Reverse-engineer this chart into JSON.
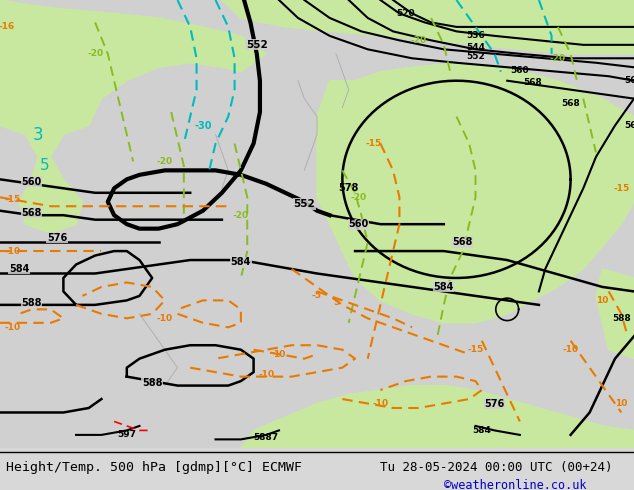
{
  "title_left": "Height/Temp. 500 hPa [gdmp][°C] ECMWF",
  "title_right": "Tu 28-05-2024 00:00 UTC (00+24)",
  "credit": "©weatheronline.co.uk",
  "bg_color": "#d8d8d8",
  "figsize": [
    6.34,
    4.9
  ],
  "dpi": 100,
  "title_fontsize": 9.5,
  "credit_fontsize": 8.5,
  "credit_color": "#0000cc",
  "green_color": "#c8e8a0",
  "gray_color": "#c8c8c8"
}
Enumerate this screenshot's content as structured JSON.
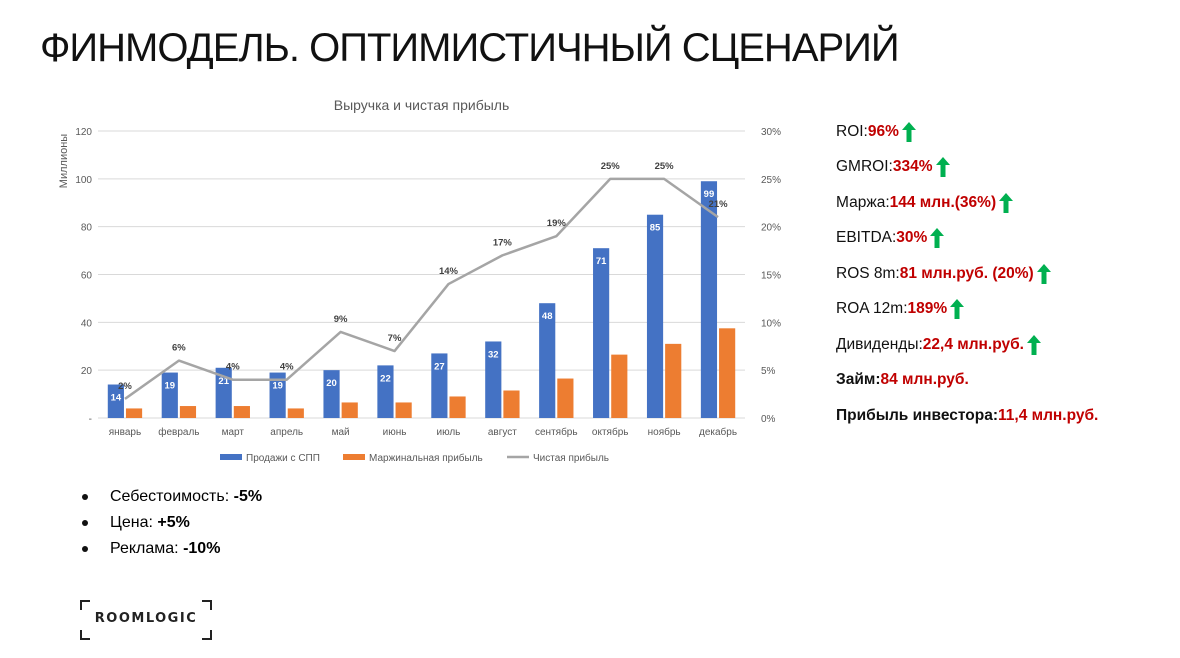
{
  "title": "ФИНМОДЕЛЬ. ОПТИМИСТИЧНЫЙ СЦЕНАРИЙ",
  "chart_data": {
    "type": "bar",
    "title": "Выручка и чистая прибыль",
    "ylabel": "Миллионы",
    "ylim": [
      0,
      120
    ],
    "y_ticks": [
      "-",
      "20",
      "40",
      "60",
      "80",
      "100",
      "120"
    ],
    "y2lim": [
      0,
      30
    ],
    "y2_ticks": [
      "0%",
      "5%",
      "10%",
      "15%",
      "20%",
      "25%",
      "30%"
    ],
    "categories": [
      "январь",
      "февраль",
      "март",
      "апрель",
      "май",
      "июнь",
      "июль",
      "август",
      "сентябрь",
      "октябрь",
      "ноябрь",
      "декабрь"
    ],
    "series": [
      {
        "name": "Продажи с СПП",
        "type": "bar",
        "axis": "left",
        "color": "#4472c4",
        "values": [
          14,
          19,
          21,
          19,
          20,
          22,
          27,
          32,
          48,
          71,
          85,
          99
        ],
        "labels": [
          "14",
          "19",
          "21",
          "19",
          "20",
          "22",
          "27",
          "32",
          "48",
          "71",
          "85",
          "99"
        ]
      },
      {
        "name": "Маржинальная прибыль",
        "type": "bar",
        "axis": "left",
        "color": "#ed7d31",
        "values": [
          4,
          5,
          5,
          4,
          6.5,
          6.5,
          9,
          11.5,
          16.5,
          26.5,
          31,
          37.5
        ]
      },
      {
        "name": "Чистая прибыль",
        "type": "line",
        "axis": "right",
        "color": "#a5a5a5",
        "values": [
          2,
          6,
          4,
          4,
          9,
          7,
          14,
          17,
          19,
          25,
          25,
          21
        ],
        "labels": [
          "2%",
          "6%",
          "4%",
          "4%",
          "9%",
          "7%",
          "14%",
          "17%",
          "19%",
          "25%",
          "25%",
          "21%"
        ]
      }
    ],
    "legend_position": "bottom",
    "grid": true
  },
  "kpis": [
    {
      "label": "ROI: ",
      "value": "96%",
      "arrow": true,
      "bold_label": false
    },
    {
      "label": "GMROI: ",
      "value": "334%",
      "arrow": true,
      "bold_label": false
    },
    {
      "label": "Маржа: ",
      "value": "144 млн.(36%)",
      "arrow": true,
      "bold_label": false
    },
    {
      "label": "EBITDA: ",
      "value": "30%",
      "arrow": true,
      "bold_label": false
    },
    {
      "label": "ROS 8m: ",
      "value": "81 млн.руб. (20%)",
      "arrow": true,
      "bold_label": false
    },
    {
      "label": "ROA 12m: ",
      "value": "189% ",
      "arrow": true,
      "bold_label": false
    },
    {
      "label": "Дивиденды: ",
      "value": "22,4 млн.руб.",
      "arrow": true,
      "bold_label": false
    },
    {
      "label": "Займ: ",
      "value": "84 млн.руб.",
      "arrow": false,
      "bold_label": true
    },
    {
      "label": "Прибыль инвестора: ",
      "value": "11,4 млн.руб.",
      "arrow": false,
      "bold_label": true
    }
  ],
  "arrow_color": "#00b050",
  "assumptions": [
    {
      "label": "Себестоимость: ",
      "value": "-5%"
    },
    {
      "label": "Цена: ",
      "value": "+5%"
    },
    {
      "label": "Реклама: ",
      "value": "-10%"
    }
  ],
  "logo_text": "ROOMLOGIC"
}
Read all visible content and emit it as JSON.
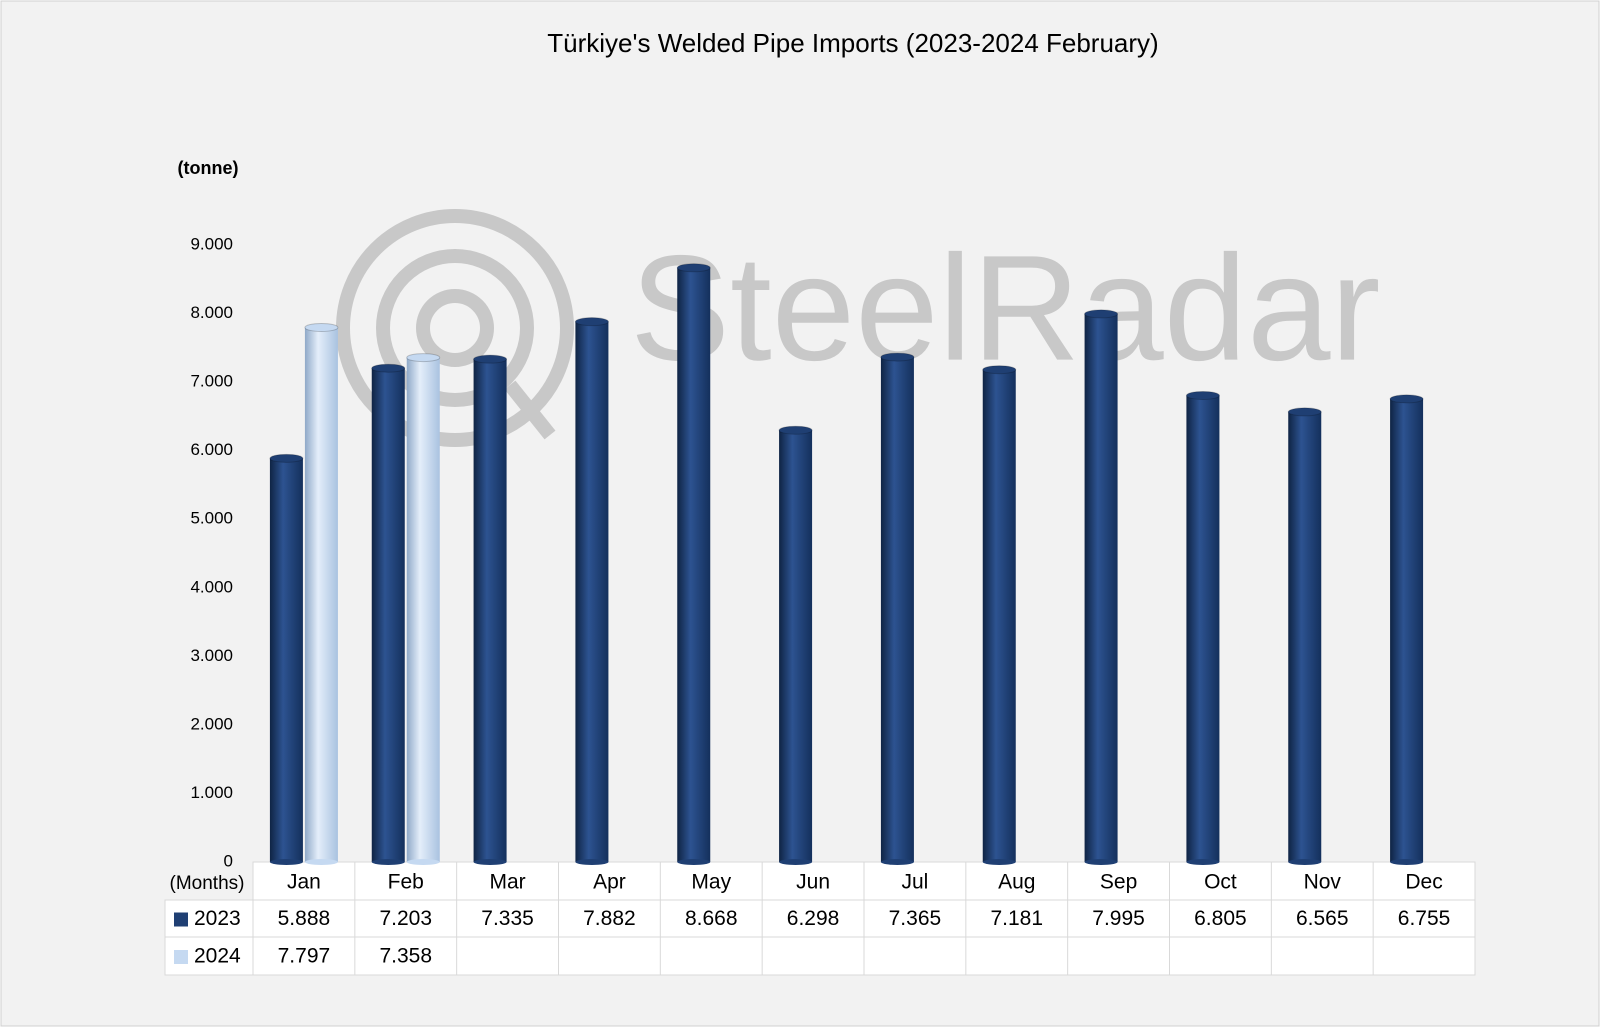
{
  "chart_data": {
    "type": "bar",
    "title": "Türkiye's Welded Pipe Imports (2023-2024 February)",
    "ylabel": "(tonne)",
    "xlabel": "(Months)",
    "watermark": "SteelRadar",
    "categories": [
      "Jan",
      "Feb",
      "Mar",
      "Apr",
      "May",
      "Jun",
      "Jul",
      "Aug",
      "Sep",
      "Oct",
      "Nov",
      "Dec"
    ],
    "series": [
      {
        "name": "2023",
        "color": "#1f3f73",
        "values": [
          5888,
          7203,
          7335,
          7882,
          8668,
          6298,
          7365,
          7181,
          7995,
          6805,
          6565,
          6755
        ],
        "value_labels": [
          "5.888",
          "7.203",
          "7.335",
          "7.882",
          "8.668",
          "6.298",
          "7.365",
          "7.181",
          "7.995",
          "6.805",
          "6.565",
          "6.755"
        ]
      },
      {
        "name": "2024",
        "color": "#c5d9f1",
        "values": [
          7797,
          7358,
          null,
          null,
          null,
          null,
          null,
          null,
          null,
          null,
          null,
          null
        ],
        "value_labels": [
          "7.797",
          "7.358",
          null,
          null,
          null,
          null,
          null,
          null,
          null,
          null,
          null,
          null
        ]
      }
    ],
    "ylim": [
      0,
      9000
    ],
    "yticks": [
      0,
      {
        "value": 1000,
        "label": "1.000"
      },
      {
        "value": 2000,
        "label": "2.000"
      },
      {
        "value": 3000,
        "label": "3.000"
      },
      {
        "value": 4000,
        "label": "4.000"
      },
      {
        "value": 5000,
        "label": "5.000"
      },
      {
        "value": 6000,
        "label": "6.000"
      },
      {
        "value": 7000,
        "label": "7.000"
      },
      {
        "value": 8000,
        "label": "8.000"
      },
      {
        "value": 9000,
        "label": "9.000"
      }
    ],
    "grid": false,
    "legend": "table"
  }
}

:: WHAT IS NEEDED ::
Except for the pictures, print the data above exactly.

:: IN RESPONSE ::
Reverse-engineer this chart into JSON.
{
  "title_left": "Height/Temp. 500 hPa [gdmp][°C] ECMWF",
  "title_right": "Tu 28-05-2024 00:00 UTC (00+24)",
  "credit": "©weatheronline.co.uk",
  "bg_color": "#d8d8d8",
  "figsize": [
    6.34,
    4.9
  ],
  "dpi": 100,
  "title_fontsize": 9.5,
  "credit_fontsize": 8.5,
  "credit_color": "#0000cc",
  "green_color": "#c8e8a0",
  "gray_color": "#c8c8c8"
}
Enumerate this screenshot's content as structured JSON.
{
  "title": "ФИНМОДЕЛЬ. ОПТИМИСТИЧНЫЙ СЦЕНАРИЙ",
  "chart_data": {
    "type": "bar",
    "title": "Выручка и чистая прибыль",
    "ylabel": "Миллионы",
    "ylim": [
      0,
      120
    ],
    "y_ticks": [
      "-",
      "20",
      "40",
      "60",
      "80",
      "100",
      "120"
    ],
    "y2lim": [
      0,
      30
    ],
    "y2_ticks": [
      "0%",
      "5%",
      "10%",
      "15%",
      "20%",
      "25%",
      "30%"
    ],
    "categories": [
      "январь",
      "февраль",
      "март",
      "апрель",
      "май",
      "июнь",
      "июль",
      "август",
      "сентябрь",
      "октябрь",
      "ноябрь",
      "декабрь"
    ],
    "series": [
      {
        "name": "Продажи с СПП",
        "type": "bar",
        "axis": "left",
        "color": "#4472c4",
        "values": [
          14,
          19,
          21,
          19,
          20,
          22,
          27,
          32,
          48,
          71,
          85,
          99
        ],
        "labels": [
          "14",
          "19",
          "21",
          "19",
          "20",
          "22",
          "27",
          "32",
          "48",
          "71",
          "85",
          "99"
        ]
      },
      {
        "name": "Маржинальная прибыль",
        "type": "bar",
        "axis": "left",
        "color": "#ed7d31",
        "values": [
          4,
          5,
          5,
          4,
          6.5,
          6.5,
          9,
          11.5,
          16.5,
          26.5,
          31,
          37.5
        ]
      },
      {
        "name": "Чистая прибыль",
        "type": "line",
        "axis": "right",
        "color": "#a5a5a5",
        "values": [
          2,
          6,
          4,
          4,
          9,
          7,
          14,
          17,
          19,
          25,
          25,
          21
        ],
        "labels": [
          "2%",
          "6%",
          "4%",
          "4%",
          "9%",
          "7%",
          "14%",
          "17%",
          "19%",
          "25%",
          "25%",
          "21%"
        ]
      }
    ],
    "legend_position": "bottom",
    "grid": true
  },
  "kpis": [
    {
      "label": "ROI: ",
      "value": "96%",
      "arrow": true,
      "bold_label": false
    },
    {
      "label": "GMROI: ",
      "value": "334%",
      "arrow": true,
      "bold_label": false
    },
    {
      "label": "Маржа: ",
      "value": "144 млн.(36%)",
      "arrow": true,
      "bold_label": false
    },
    {
      "label": "EBITDA: ",
      "value": "30%",
      "arrow": true,
      "bold_label": false
    },
    {
      "label": "ROS 8m: ",
      "value": "81 млн.руб. (20%)",
      "arrow": true,
      "bold_label": false
    },
    {
      "label": "ROA 12m: ",
      "value": "189% ",
      "arrow": true,
      "bold_label": false
    },
    {
      "label": "Дивиденды: ",
      "value": "22,4 млн.руб.",
      "arrow": true,
      "bold_label": false
    },
    {
      "label": "Займ: ",
      "value": "84 млн.руб.",
      "arrow": false,
      "bold_label": true
    },
    {
      "label": "Прибыль инвестора: ",
      "value": "11,4 млн.руб.",
      "arrow": false,
      "bold_label": true
    }
  ],
  "arrow_color": "#00b050",
  "assumptions": [
    {
      "label": "Себестоимость: ",
      "value": "-5%"
    },
    {
      "label": "Цена: ",
      "value": "+5%"
    },
    {
      "label": "Реклама: ",
      "value": "-10%"
    }
  ],
  "logo_text": "ROOMLOGIC"
}
Read all visible content and emit it as JSON.
{
  "chart_data": {
    "type": "bar",
    "title": "Türkiye's Welded Pipe Imports (2023-2024 February)",
    "ylabel": "(tonne)",
    "xlabel": "(Months)",
    "watermark": "SteelRadar",
    "categories": [
      "Jan",
      "Feb",
      "Mar",
      "Apr",
      "May",
      "Jun",
      "Jul",
      "Aug",
      "Sep",
      "Oct",
      "Nov",
      "Dec"
    ],
    "series": [
      {
        "name": "2023",
        "color": "#1f3f73",
        "values": [
          5888,
          7203,
          7335,
          7882,
          8668,
          6298,
          7365,
          7181,
          7995,
          6805,
          6565,
          6755
        ],
        "value_labels": [
          "5.888",
          "7.203",
          "7.335",
          "7.882",
          "8.668",
          "6.298",
          "7.365",
          "7.181",
          "7.995",
          "6.805",
          "6.565",
          "6.755"
        ]
      },
      {
        "name": "2024",
        "color": "#c5d9f1",
        "values": [
          7797,
          7358,
          null,
          null,
          null,
          null,
          null,
          null,
          null,
          null,
          null,
          null
        ],
        "value_labels": [
          "7.797",
          "7.358",
          null,
          null,
          null,
          null,
          null,
          null,
          null,
          null,
          null,
          null
        ]
      }
    ],
    "ylim": [
      0,
      9000
    ],
    "yticks": [
      0,
      {
        "value": 1000,
        "label": "1.000"
      },
      {
        "value": 2000,
        "label": "2.000"
      },
      {
        "value": 3000,
        "label": "3.000"
      },
      {
        "value": 4000,
        "label": "4.000"
      },
      {
        "value": 5000,
        "label": "5.000"
      },
      {
        "value": 6000,
        "label": "6.000"
      },
      {
        "value": 7000,
        "label": "7.000"
      },
      {
        "value": 8000,
        "label": "8.000"
      },
      {
        "value": 9000,
        "label": "9.000"
      }
    ],
    "grid": false,
    "legend": "table"
  }
}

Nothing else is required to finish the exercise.